● TASK PROMPT
Keep every line where the word "Locus" appears; drop the rest.
::::::::
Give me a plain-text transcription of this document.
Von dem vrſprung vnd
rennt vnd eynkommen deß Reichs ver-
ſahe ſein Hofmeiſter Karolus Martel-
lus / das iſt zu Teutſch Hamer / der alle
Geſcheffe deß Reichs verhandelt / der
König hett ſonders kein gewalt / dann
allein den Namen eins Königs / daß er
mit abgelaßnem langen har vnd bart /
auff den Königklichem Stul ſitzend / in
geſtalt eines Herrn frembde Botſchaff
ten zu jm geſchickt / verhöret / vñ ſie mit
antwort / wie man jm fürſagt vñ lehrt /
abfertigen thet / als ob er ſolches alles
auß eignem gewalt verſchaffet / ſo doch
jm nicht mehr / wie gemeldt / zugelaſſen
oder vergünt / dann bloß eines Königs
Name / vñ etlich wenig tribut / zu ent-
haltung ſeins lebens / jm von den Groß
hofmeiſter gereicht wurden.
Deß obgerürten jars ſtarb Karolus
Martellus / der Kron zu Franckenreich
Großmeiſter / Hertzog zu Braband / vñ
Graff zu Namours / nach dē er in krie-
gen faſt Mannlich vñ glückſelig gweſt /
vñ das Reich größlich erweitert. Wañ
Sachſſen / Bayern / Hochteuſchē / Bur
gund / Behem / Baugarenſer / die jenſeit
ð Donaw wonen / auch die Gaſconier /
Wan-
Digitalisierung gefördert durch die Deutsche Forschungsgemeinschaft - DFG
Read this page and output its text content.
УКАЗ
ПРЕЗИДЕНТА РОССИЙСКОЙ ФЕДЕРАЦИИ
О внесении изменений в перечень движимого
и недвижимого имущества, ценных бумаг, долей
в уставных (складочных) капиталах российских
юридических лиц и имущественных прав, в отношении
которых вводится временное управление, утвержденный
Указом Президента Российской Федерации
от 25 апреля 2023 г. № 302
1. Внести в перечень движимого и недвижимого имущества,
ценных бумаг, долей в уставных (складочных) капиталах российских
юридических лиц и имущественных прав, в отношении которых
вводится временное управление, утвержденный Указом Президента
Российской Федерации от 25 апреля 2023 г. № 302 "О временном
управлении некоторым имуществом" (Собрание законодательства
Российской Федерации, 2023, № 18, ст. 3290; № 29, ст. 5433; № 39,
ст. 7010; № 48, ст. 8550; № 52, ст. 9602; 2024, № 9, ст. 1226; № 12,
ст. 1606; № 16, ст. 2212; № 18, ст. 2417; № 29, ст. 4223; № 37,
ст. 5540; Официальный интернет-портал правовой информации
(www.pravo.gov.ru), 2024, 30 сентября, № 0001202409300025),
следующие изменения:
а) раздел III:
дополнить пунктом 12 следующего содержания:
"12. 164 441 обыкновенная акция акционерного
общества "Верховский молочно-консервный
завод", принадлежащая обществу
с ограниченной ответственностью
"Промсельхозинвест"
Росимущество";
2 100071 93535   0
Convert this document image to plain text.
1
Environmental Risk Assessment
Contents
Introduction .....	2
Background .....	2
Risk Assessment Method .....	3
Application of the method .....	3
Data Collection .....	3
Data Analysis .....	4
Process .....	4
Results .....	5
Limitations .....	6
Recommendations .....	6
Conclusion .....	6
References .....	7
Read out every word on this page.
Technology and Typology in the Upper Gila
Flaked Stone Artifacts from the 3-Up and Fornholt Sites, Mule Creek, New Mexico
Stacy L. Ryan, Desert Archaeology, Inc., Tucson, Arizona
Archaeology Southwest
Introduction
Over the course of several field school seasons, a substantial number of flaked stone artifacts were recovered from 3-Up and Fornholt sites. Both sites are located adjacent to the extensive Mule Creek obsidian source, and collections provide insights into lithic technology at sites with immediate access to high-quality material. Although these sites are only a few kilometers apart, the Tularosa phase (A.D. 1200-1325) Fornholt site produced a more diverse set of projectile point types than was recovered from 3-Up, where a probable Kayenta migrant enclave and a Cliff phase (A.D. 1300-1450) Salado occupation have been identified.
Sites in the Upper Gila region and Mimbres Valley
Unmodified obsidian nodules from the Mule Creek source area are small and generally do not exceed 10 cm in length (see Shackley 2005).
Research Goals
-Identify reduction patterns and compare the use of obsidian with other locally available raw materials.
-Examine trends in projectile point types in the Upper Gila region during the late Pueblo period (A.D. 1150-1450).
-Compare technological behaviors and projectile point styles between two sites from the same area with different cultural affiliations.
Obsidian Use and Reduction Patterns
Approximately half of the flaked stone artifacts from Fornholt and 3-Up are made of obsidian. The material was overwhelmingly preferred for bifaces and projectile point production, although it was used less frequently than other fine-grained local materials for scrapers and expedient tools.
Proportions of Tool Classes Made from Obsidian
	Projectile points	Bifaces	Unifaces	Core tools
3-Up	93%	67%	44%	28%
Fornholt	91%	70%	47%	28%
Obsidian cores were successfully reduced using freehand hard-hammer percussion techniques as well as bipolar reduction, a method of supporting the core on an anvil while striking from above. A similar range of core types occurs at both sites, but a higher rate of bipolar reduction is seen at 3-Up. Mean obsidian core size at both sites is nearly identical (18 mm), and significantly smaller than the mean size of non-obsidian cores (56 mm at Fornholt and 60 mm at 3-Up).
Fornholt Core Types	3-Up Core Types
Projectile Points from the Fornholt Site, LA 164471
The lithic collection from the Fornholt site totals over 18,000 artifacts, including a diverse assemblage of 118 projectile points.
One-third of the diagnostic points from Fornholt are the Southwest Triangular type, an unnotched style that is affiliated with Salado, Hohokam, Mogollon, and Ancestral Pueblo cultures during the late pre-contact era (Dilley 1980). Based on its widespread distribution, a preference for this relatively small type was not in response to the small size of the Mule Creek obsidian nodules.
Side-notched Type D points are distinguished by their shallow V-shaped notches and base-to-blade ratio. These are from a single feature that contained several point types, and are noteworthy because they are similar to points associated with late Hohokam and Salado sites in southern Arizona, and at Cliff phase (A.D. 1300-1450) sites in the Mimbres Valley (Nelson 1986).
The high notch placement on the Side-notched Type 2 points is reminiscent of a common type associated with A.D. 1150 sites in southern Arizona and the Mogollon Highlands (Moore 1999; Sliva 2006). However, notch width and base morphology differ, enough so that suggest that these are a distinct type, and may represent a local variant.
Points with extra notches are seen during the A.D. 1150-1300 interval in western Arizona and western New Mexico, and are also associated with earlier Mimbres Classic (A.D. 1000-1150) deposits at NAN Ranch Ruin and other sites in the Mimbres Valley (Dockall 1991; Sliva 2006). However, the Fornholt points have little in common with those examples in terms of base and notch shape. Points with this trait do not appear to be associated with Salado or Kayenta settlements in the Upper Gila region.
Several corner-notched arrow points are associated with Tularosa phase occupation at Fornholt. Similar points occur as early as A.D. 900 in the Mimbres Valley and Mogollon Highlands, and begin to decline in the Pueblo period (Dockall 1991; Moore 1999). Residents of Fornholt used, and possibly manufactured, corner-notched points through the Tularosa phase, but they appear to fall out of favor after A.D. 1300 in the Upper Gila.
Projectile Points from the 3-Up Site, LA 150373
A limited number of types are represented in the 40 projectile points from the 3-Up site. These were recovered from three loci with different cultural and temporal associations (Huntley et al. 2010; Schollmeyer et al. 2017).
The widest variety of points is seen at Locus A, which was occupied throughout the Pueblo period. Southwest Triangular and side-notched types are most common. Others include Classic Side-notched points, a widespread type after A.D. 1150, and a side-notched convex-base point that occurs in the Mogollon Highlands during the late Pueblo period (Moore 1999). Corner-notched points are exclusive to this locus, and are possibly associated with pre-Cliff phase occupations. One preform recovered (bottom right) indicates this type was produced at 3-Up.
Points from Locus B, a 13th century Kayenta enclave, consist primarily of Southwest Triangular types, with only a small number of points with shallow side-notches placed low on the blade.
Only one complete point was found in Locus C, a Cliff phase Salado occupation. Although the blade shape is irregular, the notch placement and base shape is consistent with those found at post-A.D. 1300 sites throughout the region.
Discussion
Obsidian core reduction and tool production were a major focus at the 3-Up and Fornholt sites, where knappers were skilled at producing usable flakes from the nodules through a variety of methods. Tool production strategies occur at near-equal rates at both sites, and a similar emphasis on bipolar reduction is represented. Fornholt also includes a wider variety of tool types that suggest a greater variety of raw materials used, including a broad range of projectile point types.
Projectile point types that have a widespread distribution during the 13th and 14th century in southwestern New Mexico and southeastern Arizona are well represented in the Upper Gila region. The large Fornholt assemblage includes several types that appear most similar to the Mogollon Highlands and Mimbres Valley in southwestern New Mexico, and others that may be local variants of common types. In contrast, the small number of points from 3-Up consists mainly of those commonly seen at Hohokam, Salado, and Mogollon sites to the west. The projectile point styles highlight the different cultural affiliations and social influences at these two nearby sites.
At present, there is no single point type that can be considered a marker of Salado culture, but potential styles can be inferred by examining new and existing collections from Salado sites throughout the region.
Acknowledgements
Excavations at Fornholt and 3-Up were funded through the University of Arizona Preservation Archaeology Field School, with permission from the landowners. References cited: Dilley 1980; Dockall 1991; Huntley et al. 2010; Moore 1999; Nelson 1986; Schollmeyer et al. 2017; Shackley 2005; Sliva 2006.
::::::::
● RESULT OF THIS EXERCISE
The widest variety of points is seen at Locus A, which was occupied throughout the Pueblo period. Southwest Triangular and side-notched types are most common. Others include Classic Side-notched points, a widespread type after A.D. 1150, and a side-notched convex-base point that occurs in the Mogollon Highlands during the late Pueblo period (Moore 1999). Corner-notched points are exclusive to this locus, and are possibly associated with pre-Cliff phase occupations. One preform recovered (bottom right) indicates this type was produced at 3-Up.
Points from Locus B, a 13th century Kayenta enclave, consist primarily of Southwest Triangular types, with only a small number of points with shallow side-notches placed low on the blade.
Only one complete point was found in Locus C, a Cliff phase Salado occupation. Although the blade shape is irregular, the notch placement and base shape is consistent with those found at post-A.D. 1300 sites throughout the region.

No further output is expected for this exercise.